■ **Kegiatan**
Tuliskan kembali bagian teks tentang pemberantasan terorisme di bawah ini, mulai dari "Hal tersebut dikatakan" sampai "Tindak Pidana Terorisme.", termasuk kedua bagian tersebut.

::: Teks yang Ditampilkan

Bambang Soesatyo Ingatkan Luasnya Dimensi Pemberantasan Terorisme

Ketua Komisi III DPR Bambang Soesatyo mengingatkan bahwa upaya pemberantasan terorisme memiliki dimensi luas. Dimensi itu meliputi pencegahan, perlindungan, deradikalisasi,  penindakan, penyiapan kesiapsiagaan nasional, dan kerja sama internasional.

Hal tersebut dikatakan Bambang dalam keterangan tertulisnya, Minggu (24/7/2016), terkait adanya penambahan wewenang TNI dalam pemberantasan teroris melalui revisi UU No. 15 Tahun 2003 tentang Pemberantasan Tindak Pidana Terorisme.

Menurutnya, jika TNI dilibatkan dalam tugas memerangi tindak pidana terorisme, konsekuensi logisnya juga sangat luas dan prinsipil. Konsekuensi itu harus dipatuhi dan dijalankan, karena penanganan pidana terorisme masuk dalam kerangka penegakan hukum sipil.

::::::
::: Cuplikan Data

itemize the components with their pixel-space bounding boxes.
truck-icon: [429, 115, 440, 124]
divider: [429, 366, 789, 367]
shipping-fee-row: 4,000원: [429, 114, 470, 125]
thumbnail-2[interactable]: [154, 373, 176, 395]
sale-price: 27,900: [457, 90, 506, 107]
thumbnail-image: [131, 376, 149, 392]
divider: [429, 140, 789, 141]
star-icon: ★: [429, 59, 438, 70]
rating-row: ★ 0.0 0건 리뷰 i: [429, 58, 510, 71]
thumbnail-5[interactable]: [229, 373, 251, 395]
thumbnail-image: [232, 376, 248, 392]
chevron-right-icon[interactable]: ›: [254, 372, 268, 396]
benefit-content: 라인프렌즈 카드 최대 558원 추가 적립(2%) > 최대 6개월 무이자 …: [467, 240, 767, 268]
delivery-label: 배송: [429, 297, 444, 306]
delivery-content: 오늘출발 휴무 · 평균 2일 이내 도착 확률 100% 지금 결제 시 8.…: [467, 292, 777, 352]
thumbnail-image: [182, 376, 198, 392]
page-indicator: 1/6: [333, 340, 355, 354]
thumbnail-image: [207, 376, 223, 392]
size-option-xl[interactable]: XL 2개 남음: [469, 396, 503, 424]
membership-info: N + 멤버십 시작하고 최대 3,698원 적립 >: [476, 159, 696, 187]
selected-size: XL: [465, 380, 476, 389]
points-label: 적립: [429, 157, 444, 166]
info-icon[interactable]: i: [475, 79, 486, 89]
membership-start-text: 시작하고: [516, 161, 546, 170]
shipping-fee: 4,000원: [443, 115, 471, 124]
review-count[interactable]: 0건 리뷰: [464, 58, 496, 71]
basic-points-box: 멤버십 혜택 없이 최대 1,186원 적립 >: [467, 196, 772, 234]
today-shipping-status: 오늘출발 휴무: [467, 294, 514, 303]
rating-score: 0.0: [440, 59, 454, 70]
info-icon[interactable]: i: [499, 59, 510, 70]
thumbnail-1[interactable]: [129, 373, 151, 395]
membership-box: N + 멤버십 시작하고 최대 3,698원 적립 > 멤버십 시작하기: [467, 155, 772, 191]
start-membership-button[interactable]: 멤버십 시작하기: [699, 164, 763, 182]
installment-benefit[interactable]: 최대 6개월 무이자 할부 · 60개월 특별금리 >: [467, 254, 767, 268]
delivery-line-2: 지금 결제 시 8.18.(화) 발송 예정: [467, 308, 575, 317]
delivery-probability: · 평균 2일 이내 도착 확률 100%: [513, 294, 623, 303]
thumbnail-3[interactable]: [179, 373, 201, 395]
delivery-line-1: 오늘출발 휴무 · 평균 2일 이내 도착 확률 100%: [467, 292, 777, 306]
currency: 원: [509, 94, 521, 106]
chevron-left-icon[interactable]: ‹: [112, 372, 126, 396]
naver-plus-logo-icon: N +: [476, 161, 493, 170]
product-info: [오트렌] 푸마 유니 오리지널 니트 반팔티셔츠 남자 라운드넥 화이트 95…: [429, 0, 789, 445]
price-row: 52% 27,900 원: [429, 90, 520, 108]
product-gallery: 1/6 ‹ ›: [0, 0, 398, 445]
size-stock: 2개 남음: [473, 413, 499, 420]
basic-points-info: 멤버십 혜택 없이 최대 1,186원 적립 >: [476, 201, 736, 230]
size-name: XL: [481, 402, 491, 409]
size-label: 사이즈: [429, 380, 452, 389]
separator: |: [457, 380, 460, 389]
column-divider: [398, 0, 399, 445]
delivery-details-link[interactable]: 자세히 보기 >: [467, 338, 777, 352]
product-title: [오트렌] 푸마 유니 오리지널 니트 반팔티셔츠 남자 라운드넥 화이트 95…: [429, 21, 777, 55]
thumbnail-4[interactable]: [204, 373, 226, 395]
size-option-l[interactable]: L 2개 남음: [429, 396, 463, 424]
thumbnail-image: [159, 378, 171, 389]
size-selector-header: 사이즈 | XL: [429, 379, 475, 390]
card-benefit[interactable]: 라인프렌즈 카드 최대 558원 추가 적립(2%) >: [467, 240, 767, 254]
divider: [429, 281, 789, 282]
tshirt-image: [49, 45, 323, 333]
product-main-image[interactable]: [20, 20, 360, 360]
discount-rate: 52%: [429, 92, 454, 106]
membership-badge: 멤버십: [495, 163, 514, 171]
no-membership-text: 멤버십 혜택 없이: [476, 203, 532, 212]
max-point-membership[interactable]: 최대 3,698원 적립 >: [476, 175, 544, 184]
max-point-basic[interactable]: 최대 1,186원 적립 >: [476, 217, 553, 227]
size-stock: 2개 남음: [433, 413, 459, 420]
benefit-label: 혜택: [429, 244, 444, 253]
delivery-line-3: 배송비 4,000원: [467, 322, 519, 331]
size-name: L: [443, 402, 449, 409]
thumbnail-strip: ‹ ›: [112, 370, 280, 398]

::::::

■ **Hasil Tugas**
Hal tersebut dikatakan Bambang dalam keterangan tertulisnya, Minggu (24/7/2016), terkait adanya penambahan wewenang TNI dalam pemberantasan teroris melalui revisi UU No. 15 Tahun 2003 tentang Pemberantasan Tindak Pidana Terorisme.